- _Tasks to perform_:
[A] Retype everything in the passage on the biased reptile classifier from "## Confusion Matrix" down to "CI : (0.179, 0.446)".
[B] In the passage on the biased reptile classifier, what is the area under the ROC curve?
[C] The passage on the biased reptile classifier shows the output of tail(prob). Which animals appear in that output?

- _Selected text_:
>> Start

4.11.3.1 Create A Biased Classifier
We can create a classifier which will detect more reptiles at the expense of misclassifying non-reptiles. This is equivalent to increasing the cost of misclassifying a reptile as a non-reptile. The usual rule is to predict in each node the majority class from the test data in the node. For a binary classification problem that means a probability of >50%. In the following, we reduce this threshold to 1% or more. This means that if the new observation ends up in a leaf node with 1% or more reptiles from training then the observation will be classified as a reptile. The data set is small and this works better with more data.
prob <- predict(fit, testing_reptile, type = "prob")
tail(prob)
## nonreptile reptile
## tuna 1.0000 0.00000
## vole 0.9615 0.03846
## wasp 0.5000 0.50000
## wolf 0.9615 0.03846
## worm 1.0000 0.00000
## wren 0.9615 0.03846
pred <- ifelse(prob[,"reptile"] >= 0.01, "reptile", "nonreptile") |>
as.factor()
confusionMatrix(data = pred,
ref = testing_reptile$type, positive = "reptile")
## Confusion Matrix and Statistics
##
## Reference
## Prediction nonreptile reptile
## nonreptile 13 0
## reptile 35 2
##
## Accuracy : 0.3
## 95% CI : (0.179, 0.446)
## No Information Rate : 0.96
## P-Value [Acc > NIR] : 1
##
## Kappa : 0.029
##
## Mcnemar's Test P-Value : 9.08e-09
##
## Sensitivity : 1.0000
## Specificity : 0.2708
## Pos Pred Value : 0.0541
## Neg Pred Value : 1.0000
## Prevalence : 0.0400
## Detection Rate : 0.0400
## Detection Prevalence : 0.7400
## Balanced Accuracy : 0.6354
##
## 'Positive' Class : reptile
##
Note that accuracy goes down and is below the no information rate. However, both measures are based on the idea that all errors have the same cost. What is important is that we are now able to find more reptiles.
4.11.3.2 Plot the ROC Curve
Since we have a binary classification problem and a classifier that predicts a probability for an observation to be a reptile, we can also use a receiver operating characteristic (ROC) curve. For the ROC curve all different cutoff thresholds for the probability are used and then connected with a line. The area under the curve represents a single number for how well the classifier works (the closer to one, the better).
library("pROC")
## Type 'citation("pROC")' for a citation.
##
## Attaching package: 'pROC'
## The following objects are masked from 'package:stats':
##
## cov, smooth, var
r <- roc(testing_reptile$type == "reptile", prob[,"reptile"])
## Setting levels: control = FALSE, case = TRUE
## Setting direction: controls < cases
r
##
## Call:
## roc.default(response = testing_reptile$type == "reptile", predictor = prob[, "reptile"])
##
## Data: prob[, "reptile"] in 48 controls (testing_reptile$type == "reptile" FALSE) < 2 cases (testing_reptile$type == "reptile" TRUE).
## Area under the curve: 0.766
ggroc(r) + geom_abline(intercept = 1, slope = 1, color = "darkgrey")

>> End

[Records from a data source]
>> Start

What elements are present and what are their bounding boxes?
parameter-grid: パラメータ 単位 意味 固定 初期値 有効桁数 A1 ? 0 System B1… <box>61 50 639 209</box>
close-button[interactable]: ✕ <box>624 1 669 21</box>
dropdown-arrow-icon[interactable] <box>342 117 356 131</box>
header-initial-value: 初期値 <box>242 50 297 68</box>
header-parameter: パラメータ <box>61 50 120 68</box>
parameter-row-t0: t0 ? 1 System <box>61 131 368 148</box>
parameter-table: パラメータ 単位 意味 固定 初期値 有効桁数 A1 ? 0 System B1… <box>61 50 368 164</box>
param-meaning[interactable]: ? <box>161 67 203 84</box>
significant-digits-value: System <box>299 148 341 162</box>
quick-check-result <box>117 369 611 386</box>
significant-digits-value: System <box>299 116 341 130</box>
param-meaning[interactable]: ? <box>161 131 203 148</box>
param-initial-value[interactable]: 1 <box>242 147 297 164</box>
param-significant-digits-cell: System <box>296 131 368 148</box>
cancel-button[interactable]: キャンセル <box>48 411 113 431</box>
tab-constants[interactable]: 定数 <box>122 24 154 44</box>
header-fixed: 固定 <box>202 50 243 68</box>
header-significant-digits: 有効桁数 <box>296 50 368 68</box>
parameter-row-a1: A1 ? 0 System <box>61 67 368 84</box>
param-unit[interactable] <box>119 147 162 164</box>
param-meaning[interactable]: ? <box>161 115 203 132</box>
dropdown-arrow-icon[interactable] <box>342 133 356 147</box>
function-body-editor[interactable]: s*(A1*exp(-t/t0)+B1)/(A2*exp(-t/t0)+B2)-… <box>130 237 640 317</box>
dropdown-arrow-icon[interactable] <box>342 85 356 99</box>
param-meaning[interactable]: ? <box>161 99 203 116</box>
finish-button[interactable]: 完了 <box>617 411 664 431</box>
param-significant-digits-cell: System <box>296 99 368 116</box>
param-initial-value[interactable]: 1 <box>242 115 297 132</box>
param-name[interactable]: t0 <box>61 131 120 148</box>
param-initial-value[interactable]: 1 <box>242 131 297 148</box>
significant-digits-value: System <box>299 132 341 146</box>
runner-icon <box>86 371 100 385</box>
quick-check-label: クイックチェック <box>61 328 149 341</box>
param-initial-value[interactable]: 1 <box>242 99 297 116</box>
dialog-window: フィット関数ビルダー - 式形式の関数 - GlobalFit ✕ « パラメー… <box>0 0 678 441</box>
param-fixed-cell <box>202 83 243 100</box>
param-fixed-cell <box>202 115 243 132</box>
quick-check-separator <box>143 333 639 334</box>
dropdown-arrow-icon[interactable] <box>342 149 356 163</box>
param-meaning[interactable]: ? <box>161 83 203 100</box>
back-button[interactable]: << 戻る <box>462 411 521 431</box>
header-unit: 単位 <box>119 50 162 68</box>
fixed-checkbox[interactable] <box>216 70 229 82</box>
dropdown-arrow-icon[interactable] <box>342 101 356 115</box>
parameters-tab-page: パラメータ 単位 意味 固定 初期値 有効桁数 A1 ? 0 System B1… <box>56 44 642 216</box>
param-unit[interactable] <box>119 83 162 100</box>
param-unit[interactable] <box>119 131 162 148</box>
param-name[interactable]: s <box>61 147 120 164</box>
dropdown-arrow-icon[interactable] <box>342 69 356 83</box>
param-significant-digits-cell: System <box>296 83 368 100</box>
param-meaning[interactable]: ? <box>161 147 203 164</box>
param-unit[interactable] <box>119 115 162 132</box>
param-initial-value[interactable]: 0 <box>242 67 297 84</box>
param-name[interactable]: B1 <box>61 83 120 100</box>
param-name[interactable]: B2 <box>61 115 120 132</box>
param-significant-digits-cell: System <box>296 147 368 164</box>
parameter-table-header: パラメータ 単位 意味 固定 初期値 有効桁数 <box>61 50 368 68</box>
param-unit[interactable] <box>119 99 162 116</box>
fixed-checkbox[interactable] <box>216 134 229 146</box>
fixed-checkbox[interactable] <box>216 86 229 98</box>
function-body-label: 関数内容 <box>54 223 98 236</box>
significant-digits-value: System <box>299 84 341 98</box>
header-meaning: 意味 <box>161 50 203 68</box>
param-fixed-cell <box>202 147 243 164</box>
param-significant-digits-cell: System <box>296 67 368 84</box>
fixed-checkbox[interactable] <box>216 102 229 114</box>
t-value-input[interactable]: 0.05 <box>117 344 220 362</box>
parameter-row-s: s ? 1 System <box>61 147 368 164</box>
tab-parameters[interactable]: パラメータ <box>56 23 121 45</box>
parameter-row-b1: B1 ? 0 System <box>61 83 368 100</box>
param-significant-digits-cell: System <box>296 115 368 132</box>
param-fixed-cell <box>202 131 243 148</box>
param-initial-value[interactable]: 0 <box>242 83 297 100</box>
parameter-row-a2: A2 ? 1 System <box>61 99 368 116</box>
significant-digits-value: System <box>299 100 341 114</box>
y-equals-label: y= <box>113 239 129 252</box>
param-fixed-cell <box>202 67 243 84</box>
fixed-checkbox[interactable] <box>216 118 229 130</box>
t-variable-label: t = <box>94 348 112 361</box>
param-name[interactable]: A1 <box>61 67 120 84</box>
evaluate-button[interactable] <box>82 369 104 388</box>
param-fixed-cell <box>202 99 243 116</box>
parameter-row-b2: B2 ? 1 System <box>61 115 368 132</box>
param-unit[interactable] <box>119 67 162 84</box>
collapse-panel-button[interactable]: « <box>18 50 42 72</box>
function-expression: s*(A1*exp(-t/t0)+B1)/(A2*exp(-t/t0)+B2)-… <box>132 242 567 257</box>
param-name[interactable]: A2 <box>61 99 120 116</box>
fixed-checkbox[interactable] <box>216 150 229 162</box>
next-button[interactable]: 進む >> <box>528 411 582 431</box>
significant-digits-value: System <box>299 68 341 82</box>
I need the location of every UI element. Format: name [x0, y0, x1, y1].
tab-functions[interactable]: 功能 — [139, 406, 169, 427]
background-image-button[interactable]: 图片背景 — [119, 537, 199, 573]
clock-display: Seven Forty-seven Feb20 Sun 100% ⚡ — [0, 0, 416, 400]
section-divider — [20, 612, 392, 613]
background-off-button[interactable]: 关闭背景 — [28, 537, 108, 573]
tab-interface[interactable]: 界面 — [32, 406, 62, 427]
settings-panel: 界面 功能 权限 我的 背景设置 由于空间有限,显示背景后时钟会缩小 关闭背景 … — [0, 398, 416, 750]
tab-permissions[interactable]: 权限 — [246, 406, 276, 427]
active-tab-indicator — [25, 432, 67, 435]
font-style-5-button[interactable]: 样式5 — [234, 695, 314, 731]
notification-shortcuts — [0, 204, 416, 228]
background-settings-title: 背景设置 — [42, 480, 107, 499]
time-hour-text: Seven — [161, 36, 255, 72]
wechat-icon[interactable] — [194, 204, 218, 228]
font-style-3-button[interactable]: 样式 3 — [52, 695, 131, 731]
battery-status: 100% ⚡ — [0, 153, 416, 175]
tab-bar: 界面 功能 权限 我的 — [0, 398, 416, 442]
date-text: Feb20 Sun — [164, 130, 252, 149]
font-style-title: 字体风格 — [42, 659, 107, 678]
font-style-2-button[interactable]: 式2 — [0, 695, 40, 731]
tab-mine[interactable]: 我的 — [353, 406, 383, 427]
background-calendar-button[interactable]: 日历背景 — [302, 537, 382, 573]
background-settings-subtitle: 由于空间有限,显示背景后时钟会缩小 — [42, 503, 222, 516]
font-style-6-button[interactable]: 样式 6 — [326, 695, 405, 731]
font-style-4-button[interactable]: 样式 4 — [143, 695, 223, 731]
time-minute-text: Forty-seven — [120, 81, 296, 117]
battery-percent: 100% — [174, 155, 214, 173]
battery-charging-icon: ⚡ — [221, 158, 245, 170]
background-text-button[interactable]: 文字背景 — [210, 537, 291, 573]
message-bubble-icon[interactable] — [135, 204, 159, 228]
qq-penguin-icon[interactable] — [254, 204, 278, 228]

>> End

- _Exercise answers_:
[A]
## Confusion Matrix and Statistics
##
## Reference
## Prediction nonreptile reptile
## nonreptile 13 0
## reptile 35 2
##
## Accuracy : 0.3
## 95% CI : (0.179, 0.446)

[B] 0.766

[C] tuna, vole, wasp, wolf, worm, wren